Tautology (rule of inference)

In propositional logic, tautology is one of two commonly used rules of replacement.[1][2][3] The rules are used to eliminate redundancy in disjunctions and conjunctions when they occur in logical proofs. They are:

The principle of idempotency of disjunction:

P \or P \Leftrightarrow P

and the principle of idempotency of conjunction:

P \and P \Leftrightarrow P

Where "\Leftrightarrow" is a metalogical symbol representing "can be replaced in a logical proof with."

Formal notation

Theorems are those logical formulas \phi where \vdash \phi is the conclusion of a valid proof,[4] while the equivalent semantic consequence \models \phi indicates a tautology.

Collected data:
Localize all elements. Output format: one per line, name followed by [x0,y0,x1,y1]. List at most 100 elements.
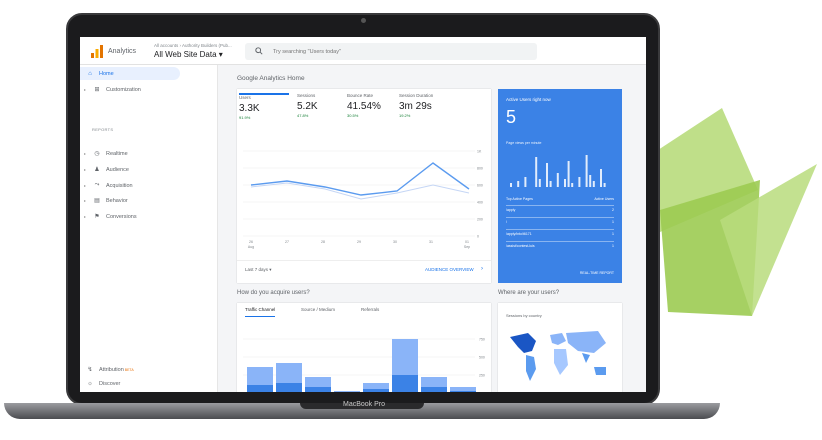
sidebar-item-behavior[interactable]: ▸ ▤ Behavior [84,194,180,207]
metric-label: Sessions [297,93,316,98]
metric-sessions[interactable]: Sessions 5.2K 47.8% [297,93,347,118]
acquisition-bar [334,391,360,392]
sidebar-item-label: Customization [106,86,141,93]
behavior-icon: ▤ [94,198,100,204]
y-tick-label: 800 [477,167,483,171]
current-period-line [250,182,470,200]
y-tick-label: 0 [477,235,479,239]
metric-bounce-rate[interactable]: Bounce Rate 41.54% 30.5% [347,93,397,118]
sidebar-item-label: Behavior [106,197,128,204]
laptop-brand-label: MacBook Pro [342,401,386,408]
acquisition-bar-segment [421,387,447,392]
acquisition-bar-chart: 750 500 250 [243,338,485,392]
where-section-title: Where are your users? [498,290,560,296]
sidebar-item-audience[interactable]: ▸ ♟ Audience [84,163,180,176]
customization-icon: ⊞ [94,87,100,93]
list-item[interactable]: /apply/into/t6171 1 [506,229,614,239]
x-tick-label: 29 [357,240,361,244]
page-users: 1 [612,244,614,248]
sidebar-item-label: Attribution [99,366,124,373]
expand-caret-icon: ▸ [84,151,87,156]
sidebar-item-label: Acquisition [106,182,133,189]
tab-referrals[interactable]: Referrals [361,307,379,312]
tab-source-medium[interactable]: Source / Medium [301,307,335,312]
realtime-title: Active Users right now [506,97,551,102]
date-range-selector[interactable]: Last 7 days ▾ [245,267,272,273]
realtime-report-link[interactable]: REAL-TIME REPORT [580,271,614,275]
pageview-bar [524,177,527,187]
audience-overview-link[interactable]: AUDIENCE OVERVIEW [425,267,474,272]
page-users: 1 [612,220,614,224]
pageview-bar [510,183,512,187]
app-title: Analytics [108,48,137,55]
x-tick-label: 01 [465,240,469,244]
audience-overview-card: Users 3.3K 91.9% Sessions 5.2K 47.8% Bou… [237,89,491,283]
y-tick-label: 750 [479,338,485,342]
world-map [510,331,606,381]
x-tick-label: 31 [429,240,433,244]
users-line-chart: 1K 800 600 400 200 0 26Aug 27 28 29 30 31 01Sep [243,150,483,249]
y-tick-label: 400 [477,201,483,205]
pageview-bar [567,161,570,187]
sidebar-item-label: Discover [99,380,121,387]
reports-section-label: REPORTS [92,127,114,132]
list-item[interactable]: /apply 2 [506,205,614,215]
page-path: /assist/contest-luis [506,244,535,248]
sidebar-item-discover[interactable]: ☼ Discover [84,377,180,390]
pageview-bar [592,181,595,187]
sidebar-item-realtime[interactable]: ▸ ◷ Realtime [84,147,180,160]
page-users: 2 [612,208,614,212]
expand-caret-icon: ▸ [84,214,87,219]
metric-value: 41.54% [347,101,381,112]
breadcrumb[interactable]: All accounts › Authority Builders (Pub..… [154,43,232,48]
attribution-icon: ↯ [87,367,93,373]
analytics-logo-icon [91,45,103,58]
sidebar-item-conversions[interactable]: ▸ ⚑ Conversions [84,210,180,223]
view-selector[interactable]: All Web Site Data ▾ [154,50,223,59]
sidebar-item-home[interactable]: ⌂ Home [80,67,180,80]
acquisition-bar-segment [363,389,389,392]
metric-value: 5.2K [297,101,318,112]
expand-caret-icon: ▸ [84,198,87,203]
y-tick-label: 250 [479,374,485,378]
metric-label: Session Duration [399,93,434,98]
metric-label: Bounce Rate [347,93,374,98]
webcam [361,18,366,23]
tab-traffic-channel[interactable]: Traffic Channel [245,307,276,317]
clock-icon: ◷ [94,151,100,157]
list-item[interactable]: / 1 [506,217,614,227]
beta-badge: BETA [124,367,134,372]
page-title: Google Analytics Home [237,75,305,82]
metric-session-duration[interactable]: Session Duration 3m 29s 19.2% [399,93,449,118]
acquisition-bar-segment [305,387,331,392]
metric-label: Users [239,95,251,100]
sidebar-item-attribution[interactable]: ↯ Attribution BETA [84,363,180,376]
pageview-bar [564,179,566,187]
sidebar: ⌂ Home ▸ ⊞ Customization REPORTS ▸ ◷ Rea… [80,65,218,392]
chevron-right-icon[interactable]: › [481,266,483,272]
active-users-header: Active Users [594,197,614,201]
sidebar-item-label: Conversions [106,213,137,220]
realtime-card: Active Users right now 5 Page views per … [498,89,622,283]
acquisition-bar-segment [276,383,302,392]
page-path: / [506,220,507,224]
metric-delta: 91.9% [239,115,251,120]
sidebar-item-acquisition[interactable]: ▸ ⤳ Acquisition [84,179,180,192]
search-bar[interactable] [245,43,537,60]
metric-value: 3.3K [239,103,260,114]
x-tick-label: 28 [321,240,325,244]
pageview-bar [585,155,588,187]
page-path: /apply [506,208,516,212]
acquire-section-title: How do you acquire users? [237,290,310,296]
sessions-by-country-label: Sessions by country [506,313,542,318]
top-bar: Analytics All accounts › Authority Build… [80,37,646,65]
search-input[interactable] [271,46,521,57]
metric-delta: 30.5% [347,113,359,118]
pageviews-subtitle: Page views per minute [506,141,542,145]
laptop-screen: Analytics All accounts › Authority Build… [80,37,646,392]
page-path: /apply/into/t6171 [506,232,532,236]
sidebar-item-customization[interactable]: ▸ ⊞ Customization [84,83,180,96]
metric-users[interactable]: Users 3.3K 91.9% [239,93,289,120]
y-tick-label: 600 [477,184,483,188]
list-item[interactable]: /assist/contest-luis 1 [506,241,614,251]
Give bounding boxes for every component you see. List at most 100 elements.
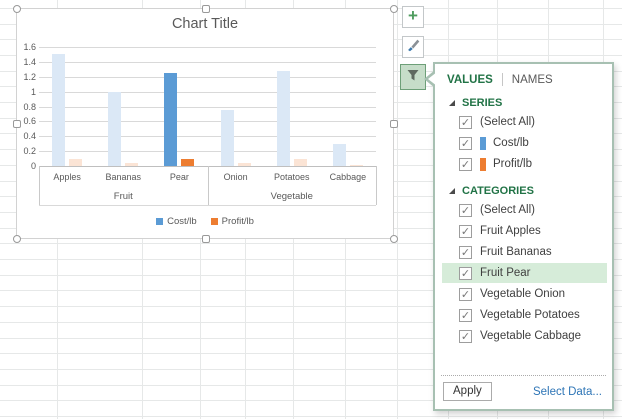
checkbox-fruit-bananas[interactable]: ✓ (459, 245, 472, 259)
filter-item-select-all[interactable]: ✓ (Select All) (442, 112, 607, 132)
category-label: Bananas (105, 172, 142, 182)
category-label: Onion (223, 172, 248, 182)
series-section-header[interactable]: SERIES (449, 97, 612, 109)
grid-row-line (0, 416, 622, 417)
filter-item-label: (Select All) (480, 116, 535, 128)
filter-item-vegetable-onion[interactable]: ✓ Vegetable Onion (442, 284, 607, 304)
chart-gridline (39, 47, 376, 48)
plot-area: 0 0.2 0.4 0.6 0.8 1 1.2 1.4 1.6 Apples Bananas Pear… (17, 9, 393, 238)
chart-area[interactable]: Chart Title 0 0.2 0.4 0.6 0.8 1 1.2 1.4 1.6 Apple… (16, 8, 394, 239)
y-axis-tick-label: 1.4 (23, 56, 36, 67)
checkbox-select-all[interactable]: ✓ (459, 203, 472, 217)
bar-costlb-pear[interactable] (164, 73, 178, 166)
bar-costlb-bananas[interactable] (108, 91, 122, 166)
checkbox-profit-lb[interactable]: ✓ (459, 157, 472, 171)
filter-item-label: Fruit Bananas (480, 246, 552, 258)
chart-gridline (39, 61, 376, 63)
filter-item-select-all[interactable]: ✓ (Select All) (442, 200, 607, 220)
filter-item-label: Profit/lb (493, 158, 532, 170)
grid-column-line (397, 0, 398, 419)
checkbox-select-all[interactable]: ✓ (459, 115, 472, 129)
apply-button[interactable]: Apply (443, 382, 492, 401)
y-axis-tick-label: 0.8 (23, 101, 36, 112)
resize-handle[interactable] (390, 5, 398, 13)
filter-panel-tabs: VALUES NAMES (447, 73, 612, 86)
chart-gridline (39, 136, 376, 138)
filter-item-fruit-bananas[interactable]: ✓ Fruit Bananas (442, 242, 607, 262)
category-label: Apples (53, 172, 81, 182)
bar-profitlb-apples[interactable] (69, 158, 83, 166)
chart-filters-button[interactable] (400, 64, 426, 90)
legend-swatch-icon (156, 218, 164, 225)
resize-handle[interactable] (201, 5, 210, 13)
checkbox-cost-lb[interactable]: ✓ (459, 136, 472, 150)
y-axis-tick-label: 0.2 (23, 146, 36, 157)
filter-item-profit-lb[interactable]: ✓ Profit/lb (442, 154, 607, 174)
chart-gridline (39, 91, 376, 93)
filter-item-label: Fruit Pear (480, 267, 531, 279)
chart-gridline (39, 106, 376, 108)
y-axis-tick-label: 1.2 (23, 71, 36, 82)
series-color-swatch (480, 157, 486, 171)
legend-entry-costlb[interactable]: Cost/lb (156, 216, 197, 227)
filter-item-cost-lb[interactable]: ✓ Cost/lb (442, 133, 607, 153)
y-axis-tick-label: 0 (30, 161, 36, 171)
chart-gridline (39, 121, 376, 123)
legend-entry-profitlb[interactable]: Profit/lb (210, 216, 254, 227)
bar-costlb-onion[interactable] (220, 110, 234, 166)
chart-gridline (39, 76, 376, 78)
collapse-triangle-icon (449, 100, 455, 106)
bar-profitlb-potatoes[interactable] (293, 158, 307, 166)
bar-costlb-cabbage[interactable] (332, 143, 346, 166)
collapse-triangle-icon (449, 188, 455, 194)
checkbox-vegetable-cabbage[interactable]: ✓ (459, 329, 472, 343)
legend-label: Cost/lb (167, 216, 197, 227)
resize-handle[interactable] (390, 235, 398, 243)
resize-handle[interactable] (13, 235, 21, 243)
resize-handle[interactable] (13, 120, 21, 128)
y-axis-tick-label: 1 (30, 86, 36, 97)
filter-item-label: Cost/lb (493, 137, 529, 149)
resize-handle[interactable] (13, 5, 21, 13)
series-items: ✓ (Select All) ✓ Cost/lb ✓ Profit/lb (435, 112, 612, 174)
chart-styles-button[interactable] (402, 36, 424, 58)
filter-item-fruit-pear[interactable]: ✓ Fruit Pear (442, 263, 607, 283)
category-items: ✓ (Select All) ✓ Fruit Apples ✓ Fruit Bananas… (435, 200, 612, 346)
filter-item-fruit-apples[interactable]: ✓ Fruit Apples (442, 221, 607, 241)
axis-group-divider (39, 166, 40, 205)
tab-names[interactable]: NAMES (512, 74, 553, 86)
category-group-label: Vegetable (270, 191, 313, 202)
funnel-icon (405, 67, 421, 88)
y-axis-tick-label: 0.4 (23, 131, 36, 142)
checkbox-vegetable-onion[interactable]: ✓ (459, 287, 472, 301)
axis-group-divider (207, 166, 209, 205)
select-data-link[interactable]: Select Data... (533, 386, 602, 398)
category-label: Potatoes (274, 172, 310, 182)
plus-icon: + (408, 6, 418, 25)
category-group-label: Fruit (113, 191, 133, 202)
bar-costlb-apples[interactable] (52, 54, 66, 166)
bar-costlb-potatoes[interactable] (276, 70, 290, 166)
categories-section-header[interactable]: CATEGORIES (449, 185, 612, 197)
paintbrush-icon (406, 37, 421, 57)
resize-handle[interactable] (201, 235, 210, 243)
filter-item-vegetable-potatoes[interactable]: ✓ Vegetable Potatoes (442, 305, 607, 325)
resize-handle[interactable] (390, 120, 398, 128)
filter-item-label: (Select All) (480, 204, 535, 216)
bar-profitlb-pear[interactable] (181, 159, 195, 166)
filter-panel-footer: Apply Select Data... (441, 375, 606, 409)
chart-gridline (39, 151, 376, 153)
tab-separator (501, 73, 503, 86)
checkbox-fruit-pear[interactable]: ✓ (459, 266, 472, 280)
chart-elements-button[interactable]: + (402, 6, 424, 28)
category-label: Pear (169, 172, 189, 182)
excel-window: Chart Title 0 0.2 0.4 0.6 0.8 1 1.2 1.4 1.6 Apple… (0, 0, 622, 419)
filter-item-label: Fruit Apples (480, 225, 541, 237)
tab-values[interactable]: VALUES (447, 74, 493, 86)
chart-filters-panel: VALUES NAMES SERIES ✓ (Select All) ✓ Cost/l… (424, 62, 614, 411)
checkbox-fruit-apples[interactable]: ✓ (459, 224, 472, 238)
filter-item-vegetable-cabbage[interactable]: ✓ Vegetable Cabbage (442, 326, 607, 346)
filter-item-label: Vegetable Onion (480, 288, 566, 300)
legend-label: Profit/lb (221, 216, 254, 227)
checkbox-vegetable-potatoes[interactable]: ✓ (459, 308, 472, 322)
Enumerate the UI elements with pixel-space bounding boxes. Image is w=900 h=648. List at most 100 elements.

## [Jobs]
• a. According to the article on tautology as a rule of inference, what are these rules used for in logical proofs?
• b. Write a continuation of the article on tautology as a rule of inference, starting after its last sentence.

## [Answers provided]
• a. They are used to eliminate redundancy in disjunctions and conjunctions when they occur in logical proofs.

• b.
The tautology rule may be expressed as a sequent:

P \or P \vdash P \,

and

P \and P \vdash P \,

where \vdash is a metalogical symbol meaning that P is a syntactic consequence of P \or P, in the one case, P \and P in the other, in some logical system;

or as a rule of inference:

\frac{P \or P}{\therefore P}

and

\frac{P \and P}{\therefore P}

where the rule is that wherever an instance of "P \or P" or "P \and P" appears on a line of a proof, it can be replaced with "P";

or as the statement of a truth-functional tautology or theorem of propositional logic. The principle was stated as a theorem of propositional logic by Russell and Whitehead in Principia Mathematica as:

(P \or P) \to P \,

and

(P \and P) \to P \,

where P is a proposition expressed in some formal system.

References

  1. Hurley, Patrick (1991). A Concise Introduction to Logic 4th edition. Wadsworth Publishing. pp. 364–5.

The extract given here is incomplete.